Entries supplied:
______
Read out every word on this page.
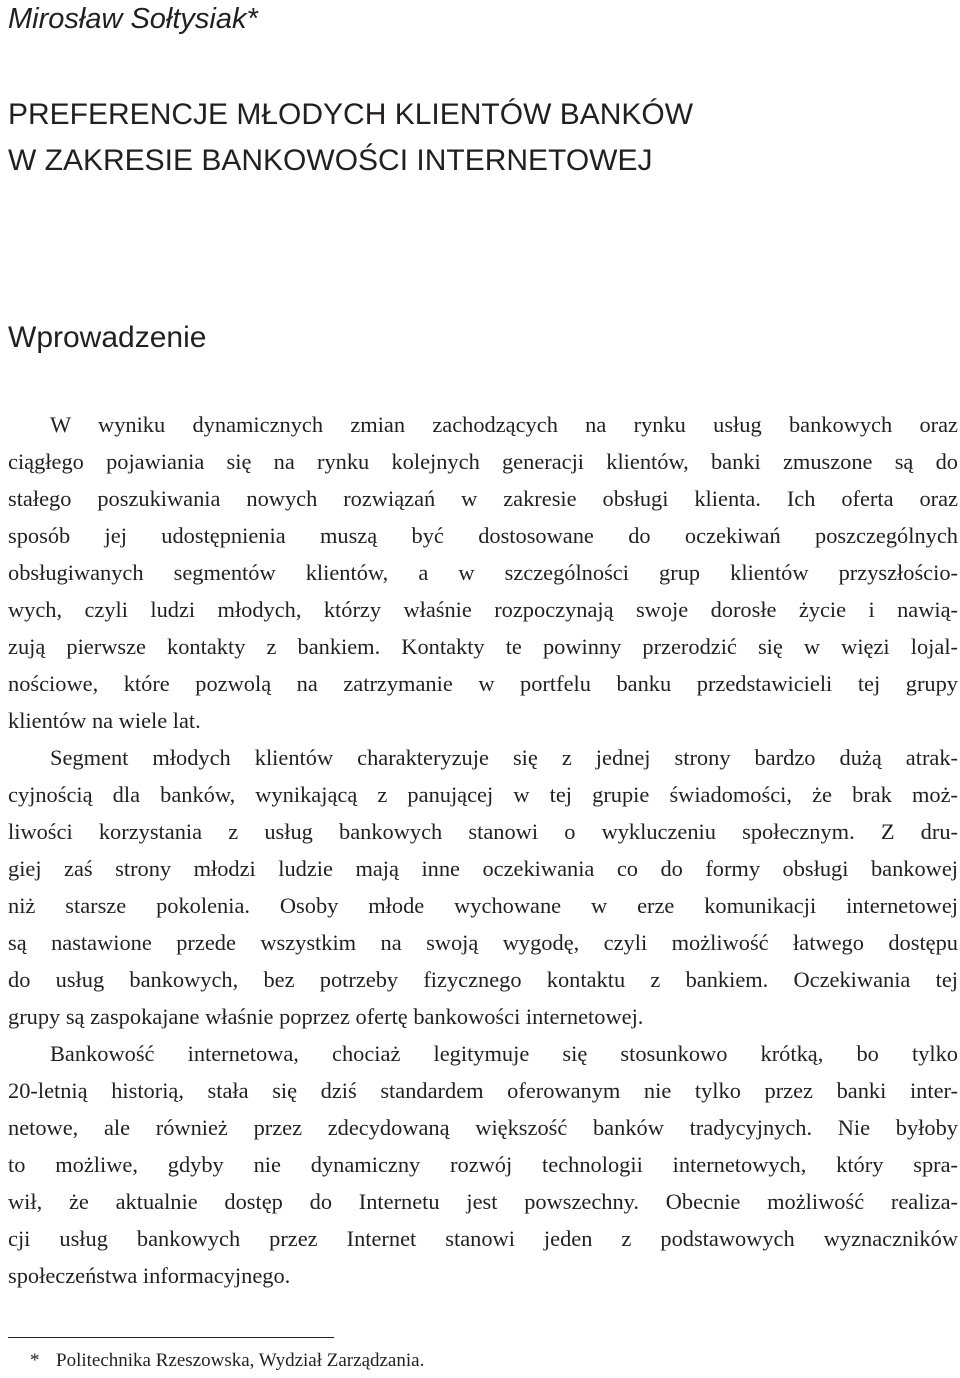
Mirosław Sołtysiak*

PREFERENCJE MŁODYCH KLIENTÓW BANKÓW
W ZAKRESIE BANKOWOŚCI INTERNETOWEJ
Wprowadzenie
W wyniku dynamicznych zmian zachodzących na rynku usług bankowych oraz
ciągłego pojawiania się na rynku kolejnych generacji klientów, banki zmuszone są do
stałego poszukiwania nowych rozwiązań w zakresie obsługi klienta. Ich oferta oraz
sposób jej udostępnienia muszą być dostosowane do oczekiwań poszczególnych
obsługiwanych segmentów klientów, a w szczególności grup klientów przyszłościo-
wych, czyli ludzi młodych, którzy właśnie rozpoczynają swoje dorosłe życie i nawią-
zują pierwsze kontakty z bankiem. Kontakty te powinny przerodzić się w więzi lojal-
nościowe, które pozwolą na zatrzymanie w portfelu banku przedstawicieli tej grupy
klientów na wiele lat.
Segment młodych klientów charakteryzuje się z jednej strony bardzo dużą atrak-
cyjnością dla banków, wynikającą z panującej w tej grupie świadomości, że brak moż-
liwości korzystania z usług bankowych stanowi o wykluczeniu społecznym. Z dru-
giej zaś strony młodzi ludzie mają inne oczekiwania co do formy obsługi bankowej
niż starsze pokolenia. Osoby młode wychowane w erze komunikacji internetowej
są nastawione przede wszystkim na swoją wygodę, czyli możliwość łatwego dostępu
do usług bankowych, bez potrzeby fizycznego kontaktu z bankiem. Oczekiwania tej
grupy są zaspokajane właśnie poprzez ofertę bankowości internetowej.
Bankowość internetowa, chociaż legitymuje się stosunkowo krótką, bo tylko
20-letnią historią, stała się dziś standardem oferowanym nie tylko przez banki inter-
netowe, ale również przez zdecydowaną większość banków tradycyjnych. Nie byłoby
to możliwe, gdyby nie dynamiczny rozwój technologii internetowych, który spra-
wił, że aktualnie dostęp do Internetu jest powszechny. Obecnie możliwość realiza-
cji usług bankowych przez Internet stanowi jeden z podstawowych wyznaczników
społeczeństwa informacyjnego.
* Politechnika Rzeszowska, Wydział Zarządzania.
______
Without including any pictures, output all the entries above exactly.

Exercise output:
Read out every word on this page.
Mirosław Sołtysiak*

PREFERENCJE MŁODYCH KLIENTÓW BANKÓW
W ZAKRESIE BANKOWOŚCI INTERNETOWEJ
Wprowadzenie
W wyniku dynamicznych zmian zachodzących na rynku usług bankowych oraz
ciągłego pojawiania się na rynku kolejnych generacji klientów, banki zmuszone są do
stałego poszukiwania nowych rozwiązań w zakresie obsługi klienta. Ich oferta oraz
sposób jej udostępnienia muszą być dostosowane do oczekiwań poszczególnych
obsługiwanych segmentów klientów, a w szczególności grup klientów przyszłościo-
wych, czyli ludzi młodych, którzy właśnie rozpoczynają swoje dorosłe życie i nawią-
zują pierwsze kontakty z bankiem. Kontakty te powinny przerodzić się w więzi lojal-
nościowe, które pozwolą na zatrzymanie w portfelu banku przedstawicieli tej grupy
klientów na wiele lat.
Segment młodych klientów charakteryzuje się z jednej strony bardzo dużą atrak-
cyjnością dla banków, wynikającą z panującej w tej grupie świadomości, że brak moż-
liwości korzystania z usług bankowych stanowi o wykluczeniu społecznym. Z dru-
giej zaś strony młodzi ludzie mają inne oczekiwania co do formy obsługi bankowej
niż starsze pokolenia. Osoby młode wychowane w erze komunikacji internetowej
są nastawione przede wszystkim na swoją wygodę, czyli możliwość łatwego dostępu
do usług bankowych, bez potrzeby fizycznego kontaktu z bankiem. Oczekiwania tej
grupy są zaspokajane właśnie poprzez ofertę bankowości internetowej.
Bankowość internetowa, chociaż legitymuje się stosunkowo krótką, bo tylko
20-letnią historią, stała się dziś standardem oferowanym nie tylko przez banki inter-
netowe, ale również przez zdecydowaną większość banków tradycyjnych. Nie byłoby
to możliwe, gdyby nie dynamiczny rozwój technologii internetowych, który spra-
wił, że aktualnie dostęp do Internetu jest powszechny. Obecnie możliwość realiza-
cji usług bankowych przez Internet stanowi jeden z podstawowych wyznaczników
społeczeństwa informacyjnego.
* Politechnika Rzeszowska, Wydział Zarządzania.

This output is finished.